::: Supplied information

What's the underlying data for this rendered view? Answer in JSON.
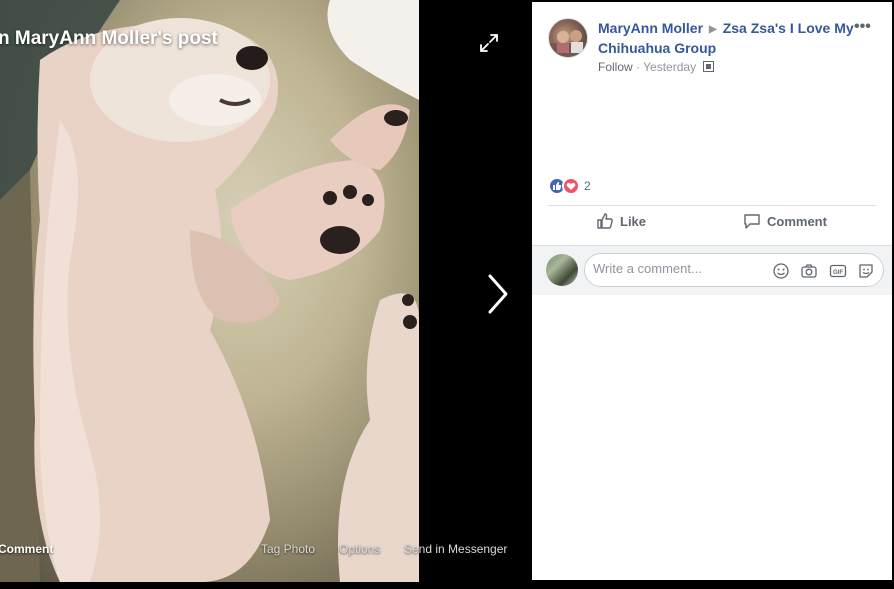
{
  "viewer": {
    "title": "n MaryAnn Moller's post",
    "actions": {
      "comment": "Comment",
      "tag_photo": "Tag Photo",
      "options": "Options",
      "send_in_messenger": "Send in Messenger"
    },
    "icons": [
      "expand-icon",
      "chevron-right-icon"
    ]
  },
  "post": {
    "author": "MaryAnn Moller",
    "group": "Zsa Zsa's I Love My Chihuahua Group",
    "follow_label": "Follow",
    "separator": " · ",
    "timestamp": "Yesterday",
    "more_label": "•••",
    "reaction_count": "2",
    "reactions": [
      "like",
      "love"
    ],
    "like_label": "Like",
    "comment_label": "Comment"
  },
  "composer": {
    "placeholder": "Write a comment...",
    "icons": [
      "emoji-icon",
      "camera-icon",
      "gif-icon",
      "sticker-icon"
    ]
  },
  "colors": {
    "link": "#365899",
    "muted": "#90949c",
    "like_blue": "#4267b2",
    "love_red": "#f25268"
  }
}
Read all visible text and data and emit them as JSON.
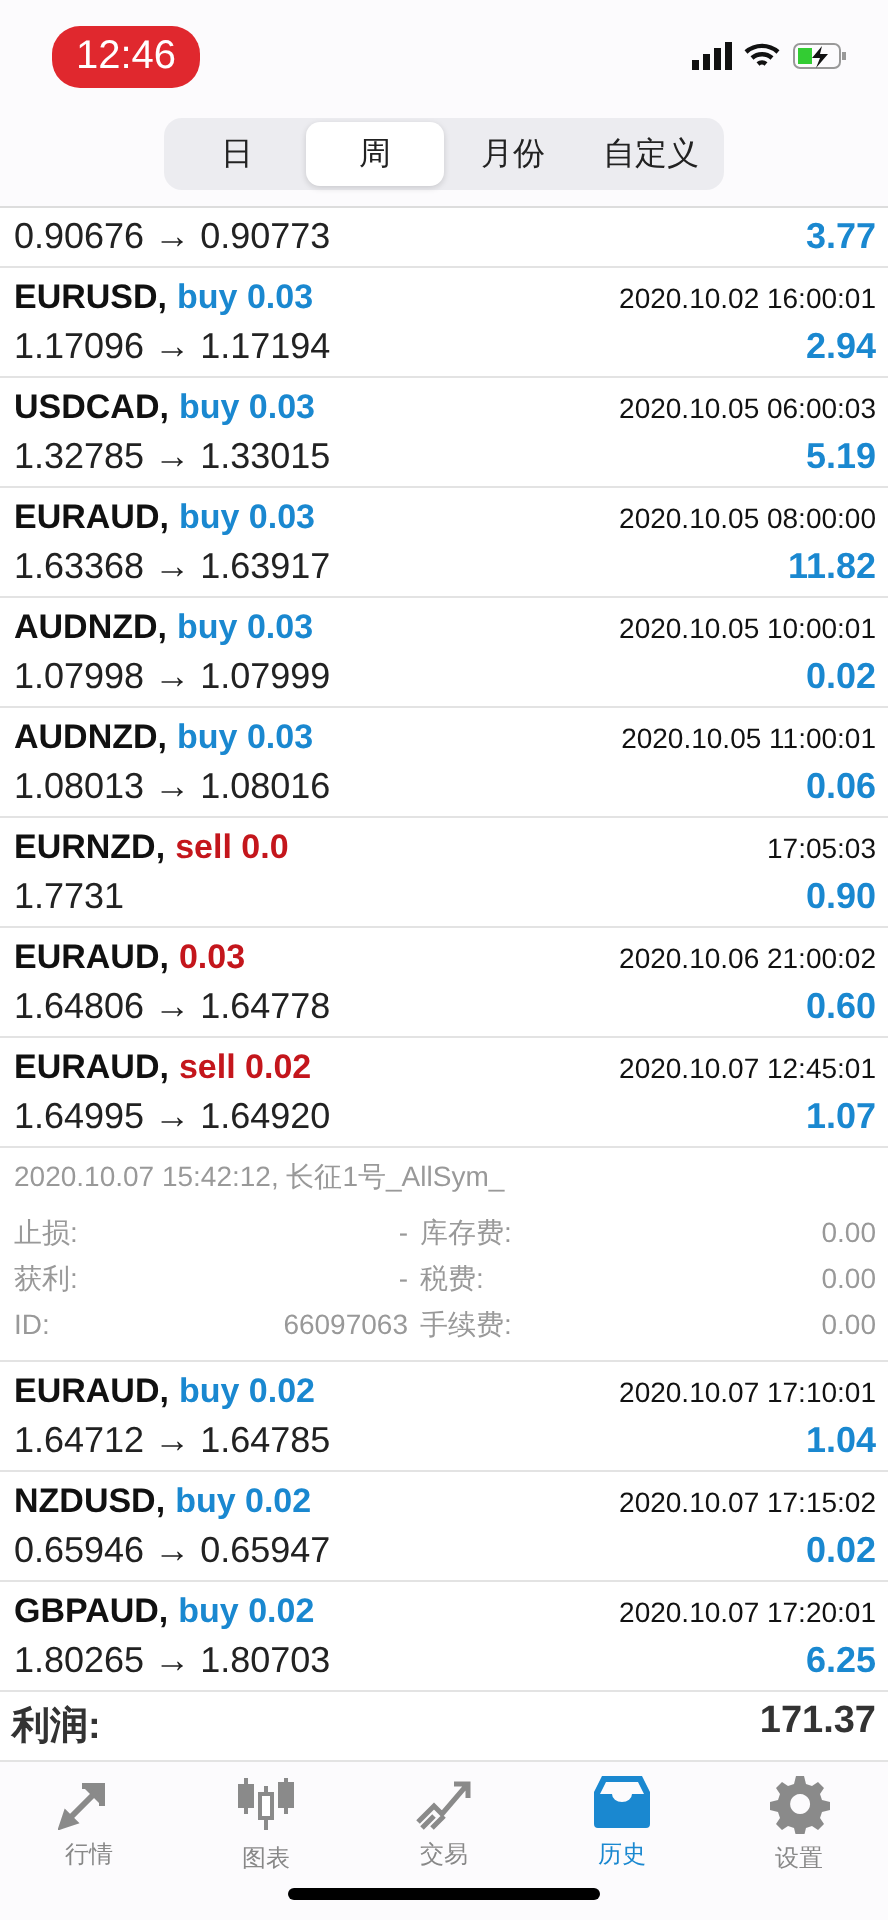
{
  "status_bar": {
    "time": "12:46"
  },
  "segments": [
    {
      "label": "日",
      "selected": false
    },
    {
      "label": "周",
      "selected": true
    },
    {
      "label": "月份",
      "selected": false
    },
    {
      "label": "自定义",
      "selected": false
    }
  ],
  "trades": [
    {
      "prices": "0.90676 → 0.90773",
      "profit": "3.77"
    },
    {
      "symbol": "EURUSD,",
      "color": "#1a88d0",
      "order": "buy 0.03",
      "time": "2020.10.02 16:00:01",
      "prices": "1.17096 → 1.17194",
      "profit": "2.94"
    },
    {
      "symbol": "USDCAD,",
      "color": "#1a88d0",
      "order": "buy 0.03",
      "time": "2020.10.05 06:00:03",
      "prices": "1.32785 → 1.33015",
      "profit": "5.19"
    },
    {
      "symbol": "EURAUD,",
      "color": "#1a88d0",
      "order": "buy 0.03",
      "time": "2020.10.05 08:00:00",
      "prices": "1.63368 → 1.63917",
      "profit": "11.82"
    },
    {
      "symbol": "AUDNZD,",
      "color": "#1a88d0",
      "order": "buy 0.03",
      "time": "2020.10.05 10:00:01",
      "prices": "1.07998 → 1.07999",
      "profit": "0.02"
    },
    {
      "symbol": "AUDNZD,",
      "color": "#1a88d0",
      "order": "buy 0.03",
      "time": "2020.10.05 11:00:01",
      "prices": "1.08013 → 1.08016",
      "profit": "0.06"
    },
    {
      "symbol": "EURNZD,",
      "color": "#c4161c",
      "order": "sell 0.0",
      "time": "17:05:03",
      "prices": "1.7731",
      "profit": "0.90"
    },
    {
      "symbol": "EURAUD,",
      "color": "#c4161c",
      "order": "0.03",
      "time": "2020.10.06 21:00:02",
      "prices": "1.64806 → 1.64778",
      "profit": "0.60"
    },
    {
      "symbol": "EURAUD,",
      "color": "#c4161c",
      "order": "sell 0.02",
      "time": "2020.10.07 12:45:01",
      "prices": "1.64995 → 1.64920",
      "profit": "1.07",
      "expanded": true,
      "details": {
        "comment": "2020.10.07 15:42:12, 长征1号_AllSym_",
        "fields": [
          [
            "止损:",
            "-",
            "库存费:",
            "0.00"
          ],
          [
            "获利:",
            "-",
            "税费:",
            "0.00"
          ],
          [
            "ID:",
            "66097063",
            "手续费:",
            "0.00"
          ]
        ]
      }
    },
    {
      "symbol": "EURAUD,",
      "color": "#1a88d0",
      "order": "buy 0.02",
      "time": "2020.10.07 17:10:01",
      "prices": "1.64712 → 1.64785",
      "profit": "1.04"
    },
    {
      "symbol": "NZDUSD,",
      "color": "#1a88d0",
      "order": "buy 0.02",
      "time": "2020.10.07 17:15:02",
      "prices": "0.65946 → 0.65947",
      "profit": "0.02"
    },
    {
      "symbol": "GBPAUD,",
      "color": "#1a88d0",
      "order": "buy 0.02",
      "time": "2020.10.07 17:20:01",
      "prices": "1.80265 → 1.80703",
      "profit": "6.25"
    }
  ],
  "total": {
    "label": "利润:",
    "value": "171.37"
  },
  "tab_bar": [
    {
      "label": "行情",
      "kind": "quotes",
      "selected": false
    },
    {
      "label": "图表",
      "kind": "chart",
      "selected": false
    },
    {
      "label": "交易",
      "kind": "trade",
      "selected": false
    },
    {
      "label": "历史",
      "kind": "history",
      "selected": true
    },
    {
      "label": "设置",
      "kind": "settings",
      "selected": false
    }
  ]
}
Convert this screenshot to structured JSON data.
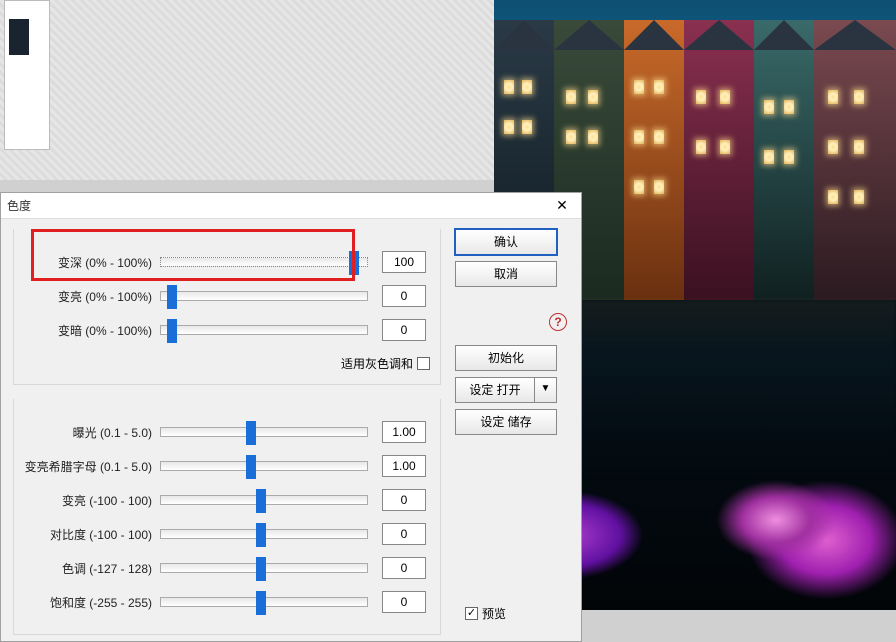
{
  "dialog": {
    "title": "色度",
    "close": "✕",
    "group1": {
      "darken": {
        "label": "变深 (0% - 100%)",
        "value": "100",
        "pct": 95
      },
      "lighten": {
        "label": "变亮 (0% - 100%)",
        "value": "0",
        "pct": 3
      },
      "dim": {
        "label": "变暗 (0% - 100%)",
        "value": "0",
        "pct": 3
      },
      "grayscale_label": "适用灰色调和",
      "grayscale_checked": false
    },
    "group2": {
      "exposure": {
        "label": "曝光 (0.1 - 5.0)",
        "value": "1.00",
        "pct": 43
      },
      "gamma": {
        "label": "变亮希腊字母 (0.1 - 5.0)",
        "value": "1.00",
        "pct": 43
      },
      "bright": {
        "label": "变亮 (-100 - 100)",
        "value": "0",
        "pct": 48
      },
      "contrast": {
        "label": "对比度 (-100 - 100)",
        "value": "0",
        "pct": 48
      },
      "hue": {
        "label": "色调 (-127 - 128)",
        "value": "0",
        "pct": 48
      },
      "sat": {
        "label": "饱和度 (-255 - 255)",
        "value": "0",
        "pct": 48
      }
    },
    "buttons": {
      "ok": "确认",
      "cancel": "取消",
      "init": "初始化",
      "set_open": "设定 打开",
      "set_save": "设定 储存"
    },
    "help": "?",
    "preview_label": "预览",
    "preview_checked": true
  }
}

::::::

# Problem to solve
Leave the pictures out, and print every line of the listing exactly as written.

# The output
What's the underlying data for this rendered view? Answer in JSON.
{
  "viewer": {
    "title": "n MaryAnn Moller's post",
    "actions": {
      "comment": "Comment",
      "tag_photo": "Tag Photo",
      "options": "Options",
      "send_in_messenger": "Send in Messenger"
    },
    "icons": [
      "expand-icon",
      "chevron-right-icon"
    ]
  },
  "post": {
    "author": "MaryAnn Moller",
    "group": "Zsa Zsa's I Love My Chihuahua Group",
    "follow_label": "Follow",
    "separator": " · ",
    "timestamp": "Yesterday",
    "more_label": "•••",
    "reaction_count": "2",
    "reactions": [
      "like",
      "love"
    ],
    "like_label": "Like",
    "comment_label": "Comment"
  },
  "composer": {
    "placeholder": "Write a comment...",
    "icons": [
      "emoji-icon",
      "camera-icon",
      "gif-icon",
      "sticker-icon"
    ]
  },
  "colors": {
    "link": "#365899",
    "muted": "#90949c",
    "like_blue": "#4267b2",
    "love_red": "#f25268"
  }
}
Read all visible text and data and emit them as JSON.
{
  "status_bar": {
    "time": "12:46"
  },
  "segments": [
    {
      "label": "日",
      "selected": false
    },
    {
      "label": "周",
      "selected": true
    },
    {
      "label": "月份",
      "selected": false
    },
    {
      "label": "自定义",
      "selected": false
    }
  ],
  "trades": [
    {
      "prices": "0.90676 → 0.90773",
      "profit": "3.77"
    },
    {
      "symbol": "EURUSD,",
      "color": "#1a88d0",
      "order": "buy 0.03",
      "time": "2020.10.02 16:00:01",
      "prices": "1.17096 → 1.17194",
      "profit": "2.94"
    },
    {
      "symbol": "USDCAD,",
      "color": "#1a88d0",
      "order": "buy 0.03",
      "time": "2020.10.05 06:00:03",
      "prices": "1.32785 → 1.33015",
      "profit": "5.19"
    },
    {
      "symbol": "EURAUD,",
      "color": "#1a88d0",
      "order": "buy 0.03",
      "time": "2020.10.05 08:00:00",
      "prices": "1.63368 → 1.63917",
      "profit": "11.82"
    },
    {
      "symbol": "AUDNZD,",
      "color": "#1a88d0",
      "order": "buy 0.03",
      "time": "2020.10.05 10:00:01",
      "prices": "1.07998 → 1.07999",
      "profit": "0.02"
    },
    {
      "symbol": "AUDNZD,",
      "color": "#1a88d0",
      "order": "buy 0.03",
      "time": "2020.10.05 11:00:01",
      "prices": "1.08013 → 1.08016",
      "profit": "0.06"
    },
    {
      "symbol": "EURNZD,",
      "color": "#c4161c",
      "order": "sell 0.0",
      "time": "17:05:03",
      "prices": "1.7731",
      "profit": "0.90"
    },
    {
      "symbol": "EURAUD,",
      "color": "#c4161c",
      "order": "0.03",
      "time": "2020.10.06 21:00:02",
      "prices": "1.64806 → 1.64778",
      "profit": "0.60"
    },
    {
      "symbol": "EURAUD,",
      "color": "#c4161c",
      "order": "sell 0.02",
      "time": "2020.10.07 12:45:01",
      "prices": "1.64995 → 1.64920",
      "profit": "1.07",
      "expanded": true,
      "details": {
        "comment": "2020.10.07 15:42:12, 长征1号_AllSym_",
        "fields": [
          [
            "止损:",
            "-",
            "库存费:",
            "0.00"
          ],
          [
            "获利:",
            "-",
            "税费:",
            "0.00"
          ],
          [
            "ID:",
            "66097063",
            "手续费:",
            "0.00"
          ]
        ]
      }
    },
    {
      "symbol": "EURAUD,",
      "color": "#1a88d0",
      "order": "buy 0.02",
      "time": "2020.10.07 17:10:01",
      "prices": "1.64712 → 1.64785",
      "profit": "1.04"
    },
    {
      "symbol": "NZDUSD,",
      "color": "#1a88d0",
      "order": "buy 0.02",
      "time": "2020.10.07 17:15:02",
      "prices": "0.65946 → 0.65947",
      "profit": "0.02"
    },
    {
      "symbol": "GBPAUD,",
      "color": "#1a88d0",
      "order": "buy 0.02",
      "time": "2020.10.07 17:20:01",
      "prices": "1.80265 → 1.80703",
      "profit": "6.25"
    }
  ],
  "total": {
    "label": "利润:",
    "value": "171.37"
  },
  "tab_bar": [
    {
      "label": "行情",
      "kind": "quotes",
      "selected": false
    },
    {
      "label": "图表",
      "kind": "chart",
      "selected": false
    },
    {
      "label": "交易",
      "kind": "trade",
      "selected": false
    },
    {
      "label": "历史",
      "kind": "history",
      "selected": true
    },
    {
      "label": "设置",
      "kind": "settings",
      "selected": false
    }
  ]
}
Convert this screenshot to structured JSON data.
{
  "dialog": {
    "title": "色度",
    "close": "✕",
    "group1": {
      "darken": {
        "label": "变深 (0% - 100%)",
        "value": "100",
        "pct": 95
      },
      "lighten": {
        "label": "变亮 (0% - 100%)",
        "value": "0",
        "pct": 3
      },
      "dim": {
        "label": "变暗 (0% - 100%)",
        "value": "0",
        "pct": 3
      },
      "grayscale_label": "适用灰色调和",
      "grayscale_checked": false
    },
    "group2": {
      "exposure": {
        "label": "曝光 (0.1 - 5.0)",
        "value": "1.00",
        "pct": 43
      },
      "gamma": {
        "label": "变亮希腊字母 (0.1 - 5.0)",
        "value": "1.00",
        "pct": 43
      },
      "bright": {
        "label": "变亮 (-100 - 100)",
        "value": "0",
        "pct": 48
      },
      "contrast": {
        "label": "对比度 (-100 - 100)",
        "value": "0",
        "pct": 48
      },
      "hue": {
        "label": "色调 (-127 - 128)",
        "value": "0",
        "pct": 48
      },
      "sat": {
        "label": "饱和度 (-255 - 255)",
        "value": "0",
        "pct": 48
      }
    },
    "buttons": {
      "ok": "确认",
      "cancel": "取消",
      "init": "初始化",
      "set_open": "设定 打开",
      "set_save": "设定 储存"
    },
    "help": "?",
    "preview_label": "预览",
    "preview_checked": true
  }
}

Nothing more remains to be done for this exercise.